:: Goal ::
Render every line of the records below as a JSON list of strings, one string per line. Skip blank lines and leave out the pictures.

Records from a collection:
Start

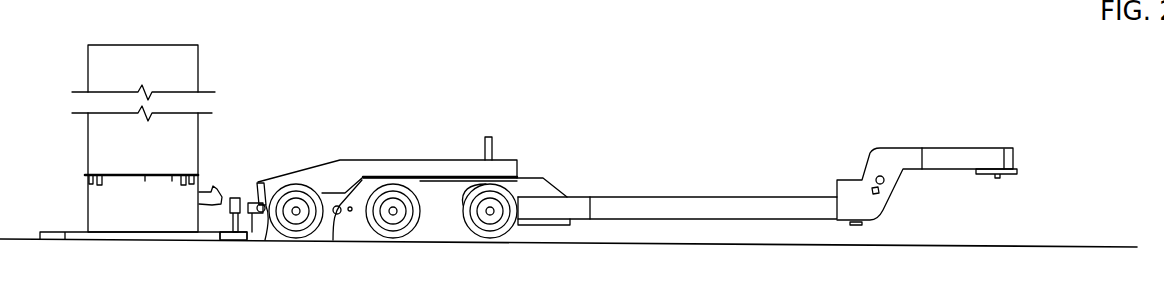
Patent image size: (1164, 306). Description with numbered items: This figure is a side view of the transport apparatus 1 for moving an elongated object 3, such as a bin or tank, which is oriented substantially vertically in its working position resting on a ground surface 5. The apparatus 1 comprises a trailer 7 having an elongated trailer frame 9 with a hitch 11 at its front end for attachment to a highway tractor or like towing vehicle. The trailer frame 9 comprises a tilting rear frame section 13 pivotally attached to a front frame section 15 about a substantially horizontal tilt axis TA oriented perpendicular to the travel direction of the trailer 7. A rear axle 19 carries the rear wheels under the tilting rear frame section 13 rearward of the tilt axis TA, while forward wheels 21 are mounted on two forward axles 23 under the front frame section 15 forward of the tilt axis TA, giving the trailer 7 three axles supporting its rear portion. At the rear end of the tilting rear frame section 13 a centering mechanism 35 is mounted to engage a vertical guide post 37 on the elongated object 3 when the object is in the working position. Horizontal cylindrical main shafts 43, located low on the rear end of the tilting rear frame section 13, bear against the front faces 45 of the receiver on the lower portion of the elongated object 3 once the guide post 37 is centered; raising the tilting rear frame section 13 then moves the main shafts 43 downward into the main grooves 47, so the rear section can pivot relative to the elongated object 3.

The transport apparatus 1 is at (375, 127).
The elongated object 3 is at (199, 70).
The ground surface 5 is at (1097, 247).
The trailer 7 is at (821, 132).
The trailer frame 9 is at (640, 197).
The hitch 11 is at (1004, 176).
The tilting rear frame section 13 is at (505, 160).
The front frame section 15 is at (600, 197).
The rear axle 19 is at (296, 214).
The forward wheels 21 is at (510, 231).
The forward axles 23 is at (398, 220).
The centering mechanism 35 is at (252, 216).
The vertical guide post 37 is at (236, 197).
The main shafts 43 is at (265, 184).
The front faces 45 is at (212, 206).
The main grooves 47 is at (226, 235).
The tilt axis TA is at (340, 216).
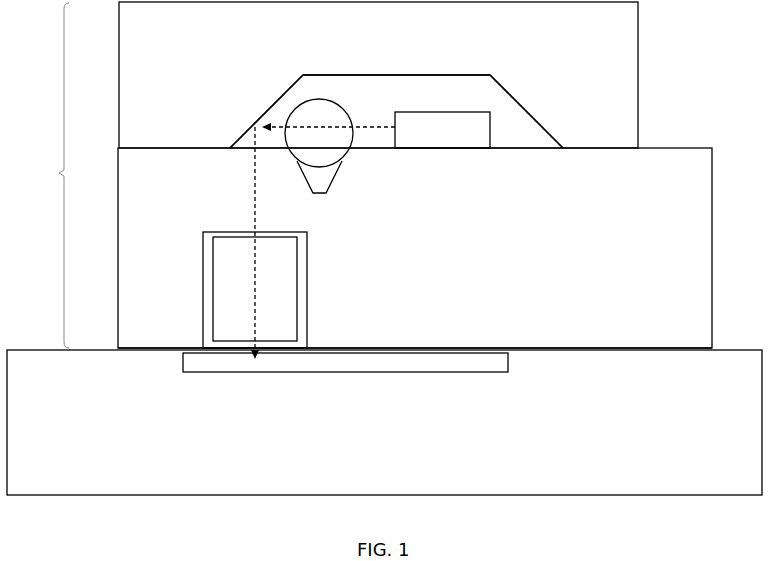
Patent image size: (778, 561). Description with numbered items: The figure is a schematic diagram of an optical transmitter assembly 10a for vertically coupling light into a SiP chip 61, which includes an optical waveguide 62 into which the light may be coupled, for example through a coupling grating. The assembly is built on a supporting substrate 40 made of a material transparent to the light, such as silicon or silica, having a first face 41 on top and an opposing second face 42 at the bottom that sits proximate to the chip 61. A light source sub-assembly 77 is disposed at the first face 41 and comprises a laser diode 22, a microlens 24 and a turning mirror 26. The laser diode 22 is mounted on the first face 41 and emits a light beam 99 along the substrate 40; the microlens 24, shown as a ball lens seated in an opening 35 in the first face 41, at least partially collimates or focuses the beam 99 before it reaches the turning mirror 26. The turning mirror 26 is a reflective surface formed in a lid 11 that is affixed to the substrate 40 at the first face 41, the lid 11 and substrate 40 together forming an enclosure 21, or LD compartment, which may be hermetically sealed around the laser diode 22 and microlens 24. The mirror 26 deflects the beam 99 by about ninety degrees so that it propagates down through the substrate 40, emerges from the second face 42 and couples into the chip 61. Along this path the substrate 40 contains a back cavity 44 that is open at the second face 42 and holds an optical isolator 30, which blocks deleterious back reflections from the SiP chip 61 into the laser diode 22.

The optical transmitter assembly 10a is at (43, 175).
The lid 11 is at (378, 75).
The supporting substrate 40 is at (415, 248).
The SiP chip 61 is at (384, 422).
The enclosure 21 is at (327, 75).
The light source sub-assembly 77 is at (410, 76).
The turning mirror 26 is at (264, 109).
The first face 41 is at (534, 151).
The second face 42 is at (590, 345).
The laser diode 22 is at (442, 130).
The microlens 24 is at (341, 167).
The opening 35 is at (305, 172).
The light beam 99 is at (368, 127).
The back cavity 44 is at (307, 262).
The optical isolator 30 is at (213, 262).
The optical waveguide 62 is at (316, 372).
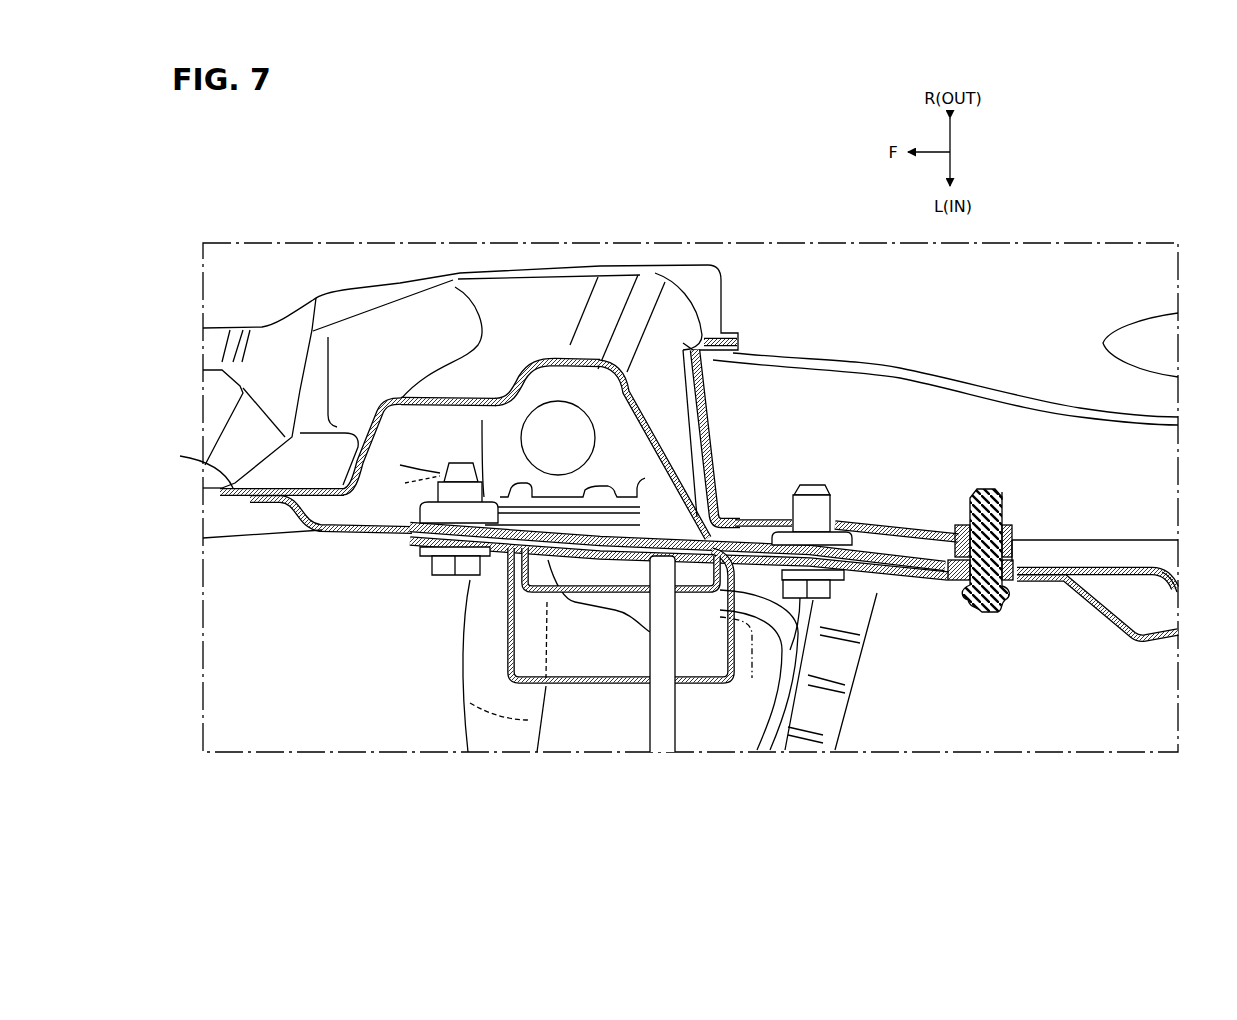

End

:: Result of the exercise ::
[
  "Patent image size: (1164, 306). Description with numbered items: This figure is a side view of the transport apparatus 1 for moving an elongated object 3, such as a bin or tank, which is oriented substantially vertically in its working position resting on a ground surface 5. The apparatus 1 comprises a trailer 7 having an elongated trailer frame 9 with a hitch 11 at its front end for attachment to a highway tractor or like towing vehicle. The trailer frame 9 comprises a tilting rear frame section 13 pivotally attached to a front frame section 15 about a substantially horizontal tilt axis TA oriented perpendicular to the travel direction of the trailer 7. A rear axle 19 carries the rear wheels under the tilting rear frame section 13 rearward of the tilt axis TA, while forward wheels 21 are mounted on two forward axles 23 under the front frame section 15 forward of the tilt axis TA, giving the trailer 7 three axles supporting its rear portion. At the rear end of the tilting rear frame section 13 a centering mechanism 35 is mounted to engage a vertical guide post 37 on the elongated object 3 when the object is in the working position. Horizontal cylindrical main shafts 43, located low on the rear end of the tilting rear frame section 13, bear against the front faces 45 of the receiver on the lower portion of the elongated object 3 once the guide post 37 is centered; raising the tilting rear frame section 13 then moves the main shafts 43 downward into the main grooves 47, so the rear section can pivot relative to the elongated object 3.",
  "The transport apparatus 1 is at (375, 127).",
  "The elongated object 3 is at (199, 70).",
  "The ground surface 5 is at (1097, 247).",
  "The trailer 7 is at (821, 132).",
  "The trailer frame 9 is at (640, 197).",
  "The hitch 11 is at (1004, 176).",
  "The tilting rear frame section 13 is at (505, 160).",
  "The front frame section 15 is at (600, 197).",
  "The rear axle 19 is at (296, 214).",
  "The forward wheels 21 is at (510, 231).",
  "The forward axles 23 is at (398, 220).",
  "The centering mechanism 35 is at (252, 216).",
  "The vertical guide post 37 is at (236, 197).",
  "The main shafts 43 is at (265, 184).",
  "The front faces 45 is at (212, 206).",
  "The main grooves 47 is at (226, 235).",
  "The tilt axis TA is at (340, 216).",
  "Patent image size: (778, 561). Description with numbered items: The figure is a schematic diagram of an optical transmitter assembly 10a for vertically coupling light into a SiP chip 61, which includes an optical waveguide 62 into which the light may be coupled, for example through a coupling grating. The assembly is built on a supporting substrate 40 made of a material transparent to the light, such as silicon or silica, having a first face 41 on top and an opposing second face 42 at the bottom that sits proximate to the chip 61. A light source sub-assembly 77 is disposed at the first face 41 and comprises a laser diode 22, a microlens 24 and a turning mirror 26. The laser diode 22 is mounted on the first face 41 and emits a light beam 99 along the substrate 40; the microlens 24, shown as a ball lens seated in an opening 35 in the first face 41, at least partially collimates or focuses the beam 99 before it reaches the turning mirror 26. The turning mirror 26 is a reflective surface formed in a lid 11 that is affixed to the substrate 40 at the first face 41, the lid 11 and substrate 40 together forming an enclosure 21, or LD compartment, which may be hermetically sealed around the laser diode 22 and microlens 24. The mirror 26 deflects the beam 99 by about ninety degrees so that it propagates down through the substrate 40, emerges from the second face 42 and couples into the chip 61. Along this path the substrate 40 contains a back cavity 44 that is open at the second face 42 and holds an optical isolator 30, which blocks deleterious back reflections from the SiP chip 61 into the laser diode 22.",
  "The optical transmitter assembly 10a is at (43, 175).",
  "The lid 11 is at (378, 75).",
  "The supporting substrate 40 is at (415, 248).",
  "The SiP chip 61 is at (384, 422).",
  "The enclosure 21 is at (327, 75).",
  "The light source sub-assembly 77 is at (410, 76).",
  "The turning mirror 26 is at (264, 109).",
  "The first face 41 is at (534, 151).",
  "The second face 42 is at (590, 345).",
  "The laser diode 22 is at (442, 130).",
  "The microlens 24 is at (341, 167).",
  "The opening 35 is at (305, 172).",
  "The light beam 99 is at (368, 127).",
  "The back cavity 44 is at (307, 262).",
  "The optical isolator 30 is at (213, 262).",
  "The optical waveguide 62 is at (316, 372)."
]